> **YOUR OBJECTIVE**
Where a line of the listing below includes the word "Area", reproduce that line.

Dataset rows about figures:
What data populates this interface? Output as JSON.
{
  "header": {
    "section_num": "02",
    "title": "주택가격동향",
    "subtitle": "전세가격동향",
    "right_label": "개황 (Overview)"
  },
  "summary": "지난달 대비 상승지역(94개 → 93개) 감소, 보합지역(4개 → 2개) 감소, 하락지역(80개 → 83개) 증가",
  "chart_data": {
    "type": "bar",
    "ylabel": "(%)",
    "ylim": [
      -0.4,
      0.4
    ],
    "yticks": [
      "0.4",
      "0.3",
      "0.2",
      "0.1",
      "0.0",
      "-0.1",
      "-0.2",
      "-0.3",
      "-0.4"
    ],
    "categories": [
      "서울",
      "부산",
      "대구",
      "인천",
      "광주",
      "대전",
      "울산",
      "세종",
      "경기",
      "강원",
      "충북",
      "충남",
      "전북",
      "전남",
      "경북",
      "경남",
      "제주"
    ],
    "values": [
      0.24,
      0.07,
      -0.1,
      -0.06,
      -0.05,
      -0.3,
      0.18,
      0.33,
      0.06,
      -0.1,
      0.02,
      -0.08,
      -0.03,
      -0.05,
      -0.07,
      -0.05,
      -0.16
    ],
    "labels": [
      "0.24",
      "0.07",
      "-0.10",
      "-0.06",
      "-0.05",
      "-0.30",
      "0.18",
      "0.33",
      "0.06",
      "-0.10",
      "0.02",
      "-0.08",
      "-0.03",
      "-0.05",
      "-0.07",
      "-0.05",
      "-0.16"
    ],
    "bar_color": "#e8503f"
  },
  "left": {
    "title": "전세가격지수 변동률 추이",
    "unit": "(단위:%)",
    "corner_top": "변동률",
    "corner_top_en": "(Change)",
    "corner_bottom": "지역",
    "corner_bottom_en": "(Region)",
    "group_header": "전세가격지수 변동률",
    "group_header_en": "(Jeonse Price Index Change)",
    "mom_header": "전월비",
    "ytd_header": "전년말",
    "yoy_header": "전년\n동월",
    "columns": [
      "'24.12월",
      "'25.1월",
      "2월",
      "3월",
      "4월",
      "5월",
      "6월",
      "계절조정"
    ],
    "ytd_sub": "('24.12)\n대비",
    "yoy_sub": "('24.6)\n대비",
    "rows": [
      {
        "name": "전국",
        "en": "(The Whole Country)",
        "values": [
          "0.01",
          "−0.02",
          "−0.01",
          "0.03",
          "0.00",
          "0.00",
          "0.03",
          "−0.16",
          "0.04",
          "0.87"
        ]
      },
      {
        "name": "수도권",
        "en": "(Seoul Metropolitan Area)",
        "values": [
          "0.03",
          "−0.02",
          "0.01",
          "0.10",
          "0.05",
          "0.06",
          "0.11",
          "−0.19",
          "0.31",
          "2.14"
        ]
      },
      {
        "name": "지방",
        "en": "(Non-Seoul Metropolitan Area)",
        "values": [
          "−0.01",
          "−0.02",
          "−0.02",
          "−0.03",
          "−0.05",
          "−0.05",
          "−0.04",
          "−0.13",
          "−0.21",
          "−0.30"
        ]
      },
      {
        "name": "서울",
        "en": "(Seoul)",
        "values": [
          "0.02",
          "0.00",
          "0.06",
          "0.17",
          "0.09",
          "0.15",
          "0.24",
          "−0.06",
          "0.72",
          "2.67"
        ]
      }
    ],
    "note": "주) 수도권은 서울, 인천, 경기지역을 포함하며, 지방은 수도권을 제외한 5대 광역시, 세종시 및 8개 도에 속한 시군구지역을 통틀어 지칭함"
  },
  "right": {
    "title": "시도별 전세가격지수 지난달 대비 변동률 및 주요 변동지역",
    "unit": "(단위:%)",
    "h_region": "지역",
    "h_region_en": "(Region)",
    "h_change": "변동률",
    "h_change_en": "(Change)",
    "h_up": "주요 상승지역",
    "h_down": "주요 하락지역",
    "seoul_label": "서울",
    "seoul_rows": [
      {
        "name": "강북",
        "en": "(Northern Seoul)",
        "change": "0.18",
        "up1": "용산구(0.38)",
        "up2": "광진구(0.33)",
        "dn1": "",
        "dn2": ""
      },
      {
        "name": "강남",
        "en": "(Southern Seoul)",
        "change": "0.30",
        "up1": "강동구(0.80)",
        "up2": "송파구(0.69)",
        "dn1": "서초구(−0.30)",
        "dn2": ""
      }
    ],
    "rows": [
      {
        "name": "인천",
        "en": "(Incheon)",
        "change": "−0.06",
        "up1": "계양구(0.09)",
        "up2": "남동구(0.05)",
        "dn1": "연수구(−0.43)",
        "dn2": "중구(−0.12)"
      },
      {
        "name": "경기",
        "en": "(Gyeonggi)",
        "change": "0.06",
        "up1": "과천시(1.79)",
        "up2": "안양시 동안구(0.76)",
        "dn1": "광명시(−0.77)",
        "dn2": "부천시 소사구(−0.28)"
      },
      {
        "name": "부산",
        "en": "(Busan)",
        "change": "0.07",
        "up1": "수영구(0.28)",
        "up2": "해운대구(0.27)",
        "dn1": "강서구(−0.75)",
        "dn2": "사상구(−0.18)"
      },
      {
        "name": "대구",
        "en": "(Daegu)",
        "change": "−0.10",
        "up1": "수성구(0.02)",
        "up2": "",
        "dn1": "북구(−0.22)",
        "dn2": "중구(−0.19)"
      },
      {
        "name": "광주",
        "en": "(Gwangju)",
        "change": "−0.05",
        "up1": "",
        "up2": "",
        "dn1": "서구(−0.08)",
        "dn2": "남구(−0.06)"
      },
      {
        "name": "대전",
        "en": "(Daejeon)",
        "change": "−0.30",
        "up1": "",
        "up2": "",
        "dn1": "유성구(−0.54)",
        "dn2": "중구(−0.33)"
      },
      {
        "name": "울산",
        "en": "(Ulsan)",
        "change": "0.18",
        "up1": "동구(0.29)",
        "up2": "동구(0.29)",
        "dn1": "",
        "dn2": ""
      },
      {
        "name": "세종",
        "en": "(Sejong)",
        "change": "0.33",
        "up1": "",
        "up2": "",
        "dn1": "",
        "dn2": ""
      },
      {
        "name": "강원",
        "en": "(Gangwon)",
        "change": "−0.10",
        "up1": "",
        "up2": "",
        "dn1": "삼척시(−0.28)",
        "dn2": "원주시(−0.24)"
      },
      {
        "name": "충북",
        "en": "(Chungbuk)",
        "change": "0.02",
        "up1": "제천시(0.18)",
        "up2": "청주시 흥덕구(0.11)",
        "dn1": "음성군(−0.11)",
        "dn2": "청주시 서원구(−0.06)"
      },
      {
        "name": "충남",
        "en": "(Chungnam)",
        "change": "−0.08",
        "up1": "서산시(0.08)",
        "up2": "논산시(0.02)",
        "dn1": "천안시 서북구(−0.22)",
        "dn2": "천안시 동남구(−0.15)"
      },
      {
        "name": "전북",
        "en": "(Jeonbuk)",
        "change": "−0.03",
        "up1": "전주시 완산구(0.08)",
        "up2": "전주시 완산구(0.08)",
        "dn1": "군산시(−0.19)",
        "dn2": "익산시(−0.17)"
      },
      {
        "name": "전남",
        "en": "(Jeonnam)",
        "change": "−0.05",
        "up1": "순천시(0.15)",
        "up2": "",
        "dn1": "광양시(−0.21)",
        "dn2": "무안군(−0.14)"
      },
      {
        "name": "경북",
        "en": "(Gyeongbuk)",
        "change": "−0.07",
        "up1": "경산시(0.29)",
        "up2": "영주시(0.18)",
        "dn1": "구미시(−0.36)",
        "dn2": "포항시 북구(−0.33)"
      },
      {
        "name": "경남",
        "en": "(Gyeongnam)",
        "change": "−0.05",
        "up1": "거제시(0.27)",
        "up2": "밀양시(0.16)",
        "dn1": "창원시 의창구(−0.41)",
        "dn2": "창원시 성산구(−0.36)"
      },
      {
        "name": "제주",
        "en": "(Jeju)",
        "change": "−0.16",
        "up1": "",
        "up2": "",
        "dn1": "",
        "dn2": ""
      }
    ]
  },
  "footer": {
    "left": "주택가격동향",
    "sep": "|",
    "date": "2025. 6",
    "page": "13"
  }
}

> **COMPLETED EXERCISE**
        "en": "(Seoul Metropolitan Area)",
        "en": "(Non-Seoul Metropolitan Area)",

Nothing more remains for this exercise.